Task objective - In the listing below, locate the lines that hold the string "Instrument". Copy those lines.

====== Records to use

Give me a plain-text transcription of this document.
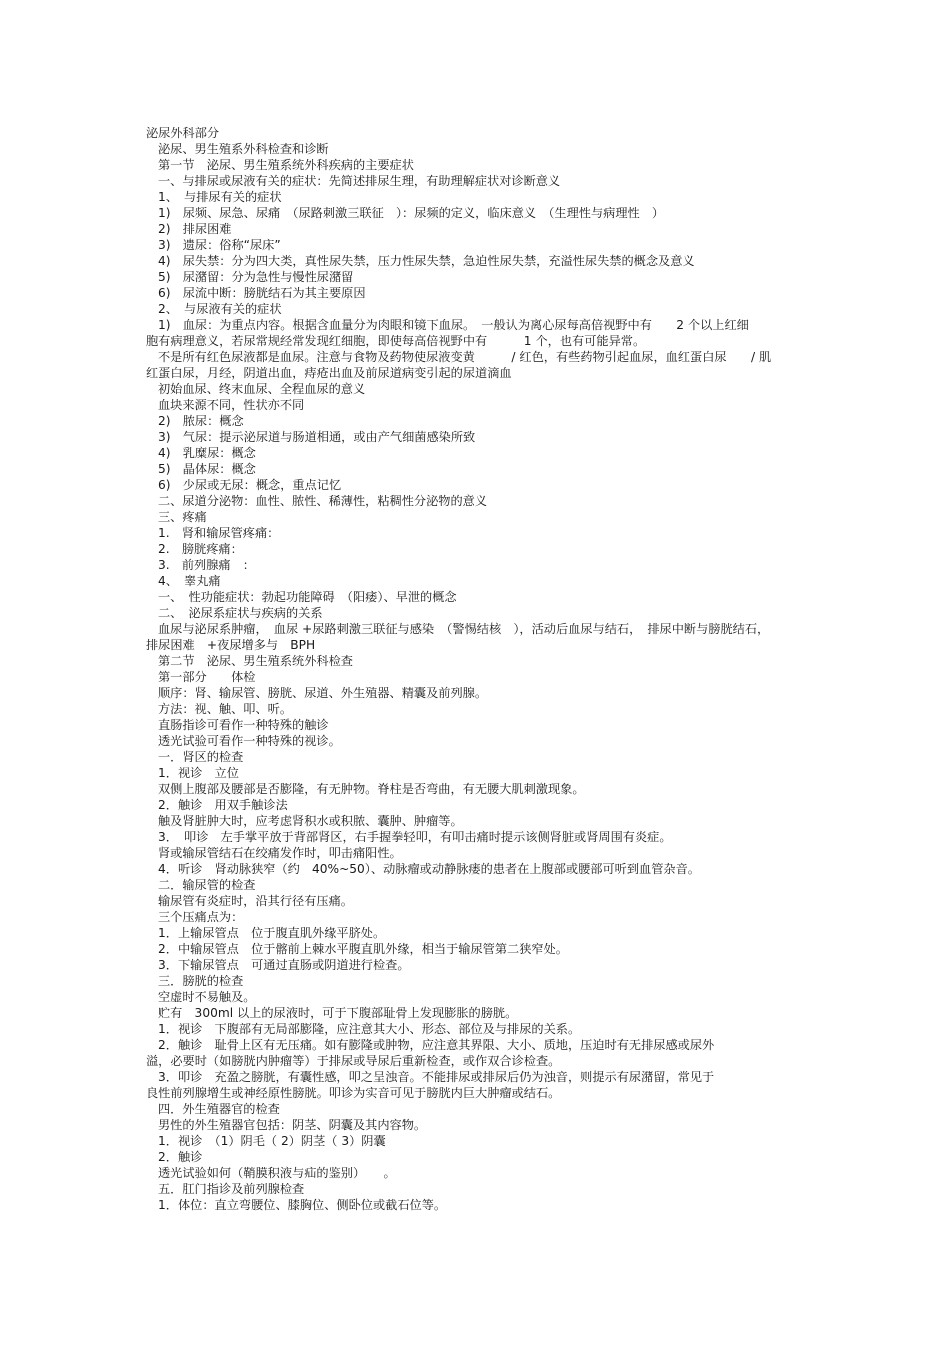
泌尿外科部分
泌尿、男生殖系外科检查和诊断
第一节　泌尿、男生殖系统外科疾病的主要症状
一、与排尿或尿液有关的症状：先简述排尿生理，有助理解症状对诊断意义
1、　与排尿有关的症状
1)　尿频、尿急、尿痛　（尿路刺激三联征　）：尿频的定义，临床意义　（生理性与病理性　）
2)　排尿困难
3)　遗尿：俗称“尿床”
4)　尿失禁：分为四大类，真性尿失禁，压力性尿失禁，急迫性尿失禁，充溢性尿失禁的概念及意义
5)　尿潴留：分为急性与慢性尿潴留
6)　尿流中断：膀胱结石为其主要原因
2、　与尿液有关的症状
1)　血尿：为重点内容。根据含血量分为肉眼和镜下血尿。　一般认为离心尿每高倍视野中有　　2 个以上红细
胞有病理意义，若尿常规经常发现红细胞，即使每高倍视野中有　　　1 个，也有可能异常。
不是所有红色尿液都是血尿。注意与食物及药物使尿液变黄　　　/ 红色，有些药物引起血尿，血红蛋白尿　　/ 肌
红蛋白尿，月经，阴道出血，痔疮出血及前尿道病变引起的尿道滴血
初始血尿、终末血尿、全程血尿的意义
血块来源不同，性状亦不同
2)　脓尿：概念
3)　气尿：提示泌尿道与肠道相通，或由产气细菌感染所致
4)　乳糜尿：概念
5)　晶体尿：概念
6)　少尿或无尿：概念，重点记忆
二、尿道分泌物：血性、脓性、稀薄性，粘稠性分泌物的意义
三、疼痛
1.　肾和输尿管疼痛：
2.　膀胱疼痛：
3.　前列腺痛　：
4、　睾丸痛
一、　性功能症状：勃起功能障碍　（阳痿）、早泄的概念
二、　泌尿系症状与疾病的关系
血尿与泌尿系肿瘤，　血尿 +尿路刺激三联征与感染　（警惕结核　），活动后血尿与结石，　排尿中断与膀胱结石，
排尿困难　+夜尿增多与　BPH
第二节　泌尿、男生殖系统外科检查
第一部分　　体检
顺序：肾、输尿管、膀胱、尿道、外生殖器、精囊及前列腺。
方法：视、触、叩、听。
直肠指诊可看作一种特殊的触诊
透光试验可看作一种特殊的视诊。
一．肾区的检查
1．视诊　立位
双侧上腹部及腰部是否膨隆，有无肿物。脊柱是否弯曲，有无腰大肌刺激现象。
2．触诊　用双手触诊法
触及肾脏肿大时，应考虑肾积水或积脓、囊肿、肿瘤等。
3．　叩诊　左手掌平放于背部肾区，右手握拳轻叩，有叩击痛时提示该侧肾脏或肾周围有炎症。
肾或输尿管结石在绞痛发作时，叩击痛阳性。
4．听诊　肾动脉狭窄（约　40%~50）、动脉瘤或动静脉瘘的患者在上腹部或腰部可听到血管杂音。
二．输尿管的检查
输尿管有炎症时，沿其行径有压痛。
三个压痛点为：
1．上输尿管点　位于腹直肌外缘平脐处。
2．中输尿管点　位于髂前上棘水平腹直肌外缘，相当于输尿管第二狭窄处。
3．下输尿管点　可通过直肠或阴道进行检查。
三．膀胱的检查
空虚时不易触及。
贮有　300ml 以上的尿液时，可于下腹部耻骨上发现膨胀的膀胱。
1．视诊　下腹部有无局部膨隆，应注意其大小、形态、部位及与排尿的关系。
2．触诊　耻骨上区有无压痛。如有膨隆或肿物，应注意其界限、大小、质地，压迫时有无排尿感或尿外
溢，必要时（如膀胱内肿瘤等）于排尿或导尿后重新检查，或作双合诊检查。
3．叩诊　充盈之膀胱，有囊性感，叩之呈浊音。不能排尿或排尿后仍为浊音，则提示有尿潴留，常见于
良性前列腺增生或神经原性膀胱。叩诊为实音可见于膀胱内巨大肿瘤或结石。
四．外生殖器官的检查
男性的外生殖器官包括：阴茎、阴囊及其内容物。
1．视诊　（1）阴毛（ 2）阴茎（ 3）阴囊
2．触诊
透光试验如何（鞘膜积液与疝的鉴别）　　。
五．肛门指诊及前列腺检查
1．体位：直立弯腰位、膝胸位、侧卧位或截石位等。
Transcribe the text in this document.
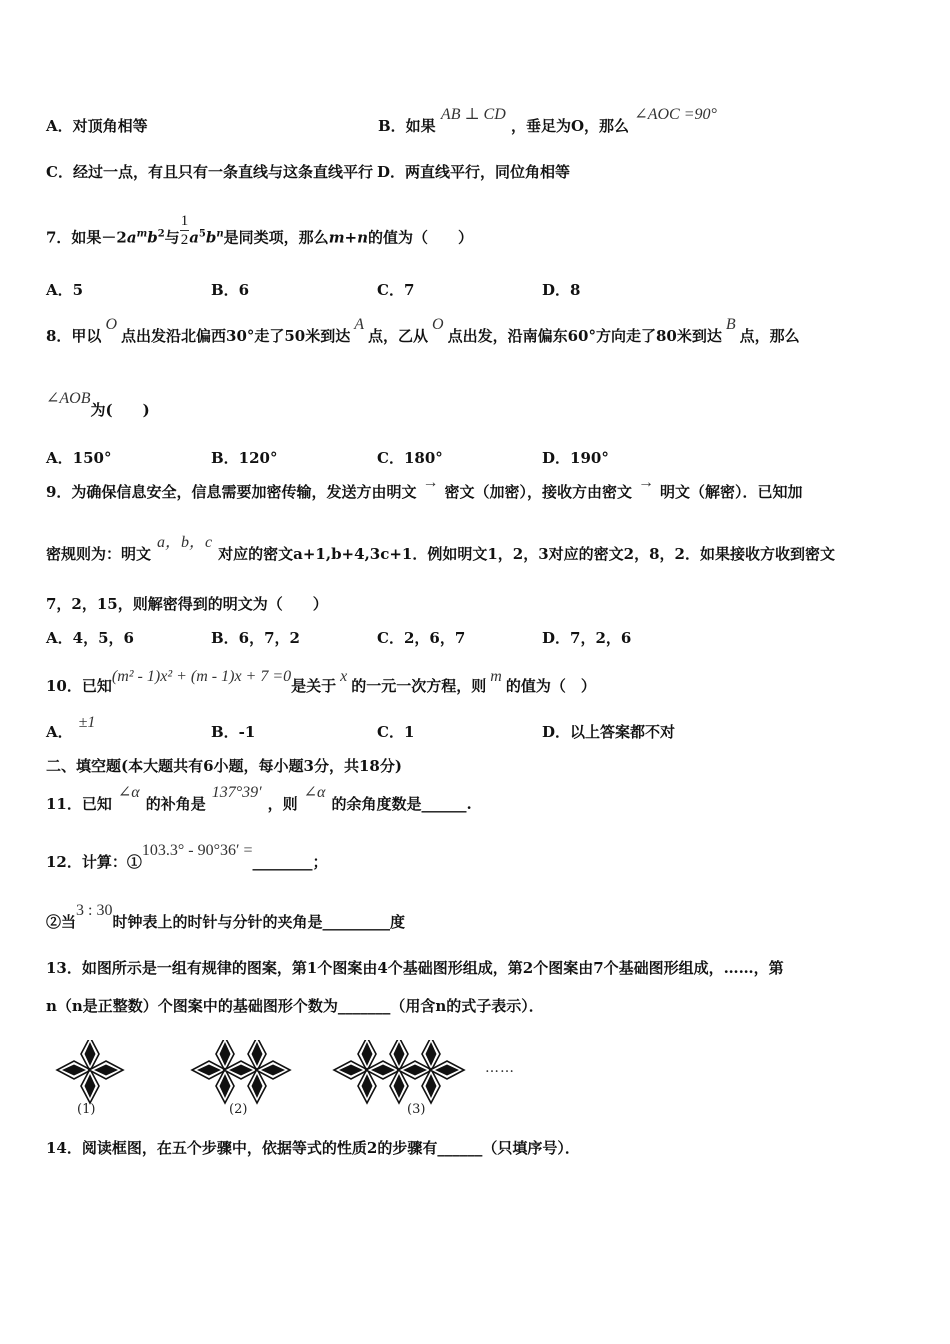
A．对顶角相等	B．如果 AB ⊥ CD ，垂足为O，那么 ∠AOC =90°
C．经过一点，有且只有一条直线与这条直线平行 D．两直线平行，同位角相等
7．如果$-2a^mb^2$与 $\frac{1}{2} a^5b^n$是同类项，那么m+n的值为（　　）
A．5	B．6	C．7	D．8
8．甲以O点出发沿北偏西30°走了50米到达A点，乙从O点出发，沿南偏东60°方向走了80米到达B点，那么
∠AOB为(　　)
A．150°	B．120°	C．180°	D．190°
9．为确保信息安全，信息需要加密传输，发送方由明文→密文（加密），接收方由密文→明文（解密）．已知加
密规则为：明文a，b，c对应的密文a+1,b+4,3c+1．例如明文1，2，3对应的密文2，8，2．如果接收方收到密文
7，2，15，则解密得到的明文为（　　）
A．4，5，6	B．6，7，2	C．2，6，7	D．7，2，6
10．已知(m² - 1)x² + (m - 1)x + 7 =0是关于x的一元一次方程，则m的值为（　）
A．±1
B．-1	C．1	D．以上答案都不对
二、填空题(本大题共有6小题，每小题3分，共18分)
11．已知∠α的补角是137°39′，则∠α的余角度数是______.
12．计算：①103.3° - 90°36′ =________；
②当3 : 30时钟表上的时针与分针的夹角是_________度
13．如图所示是一组有规律的图案，第1个图案由4个基础图形组成，第2个图案由7个基础图形组成，……，第
n（n是正整数）个图案中的基础图形个数为_______（用含n的式子表示）．
(1)	(2)	(3)
……
14．阅读框图，在五个步骤中，依据等式的性质2的步骤有______（只填序号）．
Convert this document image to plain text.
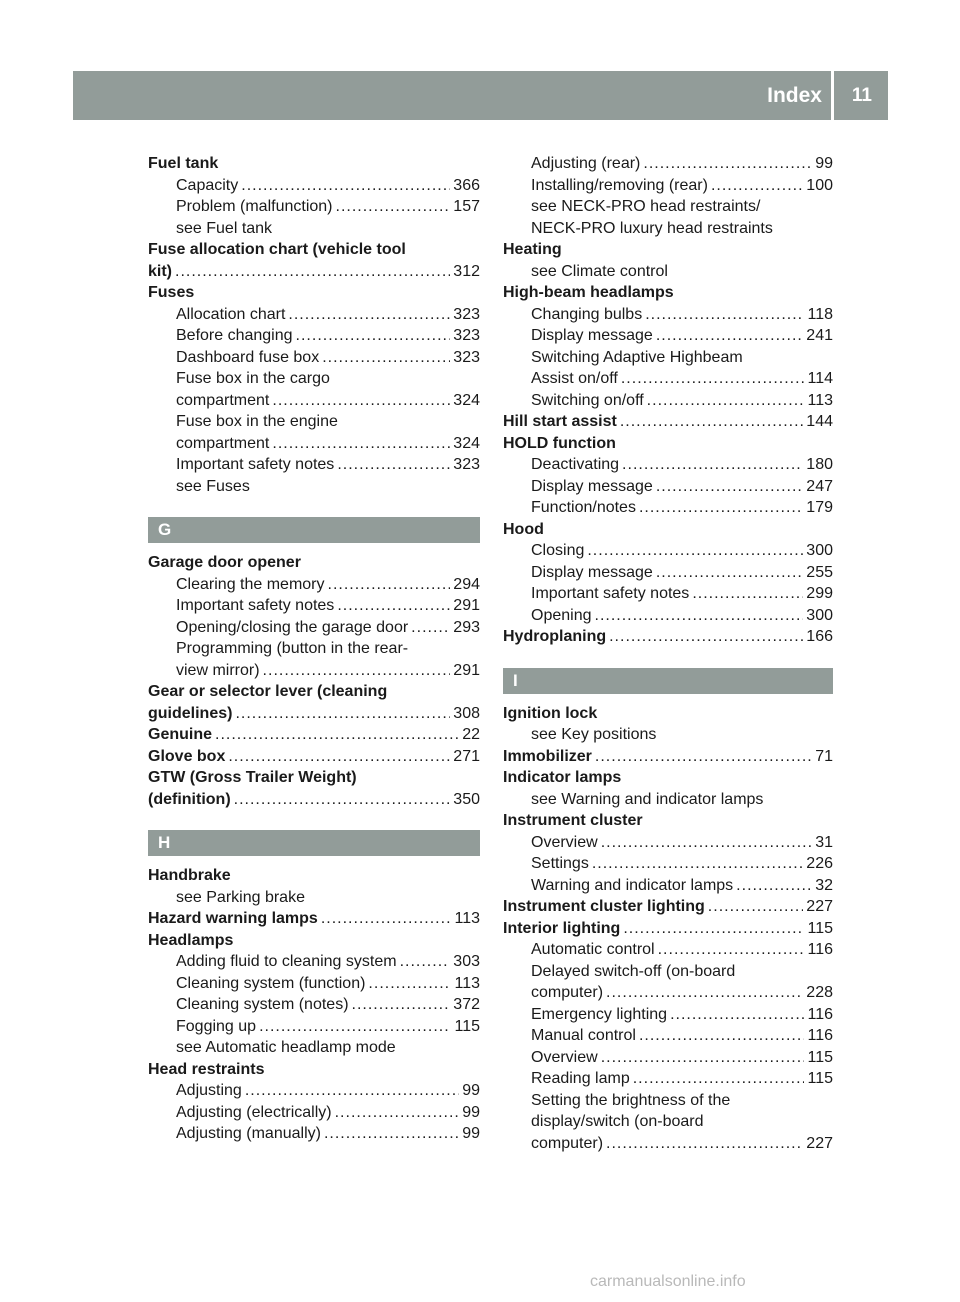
Index 11
Fuel tank
Capacity .....	366
Problem (malfunction) .....	157
see Fuel tank
Fuse allocation chart (vehicle tool
kit) .....	312
Fuses
Allocation chart .....	323
Before changing .....	323
Dashboard fuse box .....	323
Fuse box in the cargo
compartment .....	324
Fuse box in the engine
compartment .....	324
Important safety notes .....	323
see Fuses
G
Garage door opener
Clearing the memory .....	294
Important safety notes .....	291
Opening/closing the garage door .....	293
Programming (button in the rear-
view mirror) .....	291
Gear or selector lever (cleaning
guidelines) .....	308
Genuine .....	22
Glove box .....	271
GTW (Gross Trailer Weight)
(definition) .....	350
H
Handbrake
see Parking brake
Hazard warning lamps .....	113
Headlamps
Adding fluid to cleaning system .....	303
Cleaning system (function) .....	113
Cleaning system (notes) .....	372
Fogging up .....	115
see Automatic headlamp mode
Head restraints
Adjusting .....	99
Adjusting (electrically) .....	99
Adjusting (manually) .....	99
Adjusting (rear) .....	99
Installing/removing (rear) .....	100
see NECK-PRO head restraints/
NECK-PRO luxury head restraints
Heating
see Climate control
High-beam headlamps
Changing bulbs .....	118
Display message .....	241
Switching Adaptive Highbeam
Assist on/off .....	114
Switching on/off .....	113
Hill start assist .....	144
HOLD function
Deactivating .....	180
Display message .....	247
Function/notes .....	179
Hood
Closing .....	300
Display message .....	255
Important safety notes .....	299
Opening .....	300
Hydroplaning .....	166
I
Ignition lock
see Key positions
Immobilizer .....	71
Indicator lamps
see Warning and indicator lamps
Instrument cluster
Overview .....	31
Settings .....	226
Warning and indicator lamps .....	32
Instrument cluster lighting .....	227
Interior lighting .....	115
Automatic control .....	116
Delayed switch-off (on-board
computer) .....	228
Emergency lighting .....	116
Manual control .....	116
Overview .....	115
Reading lamp .....	115
Setting the brightness of the
display/switch (on-board
computer) .....	227
carmanualsonline.info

============

Response to this task -
Instrument cluster
Instrument cluster lighting .....	227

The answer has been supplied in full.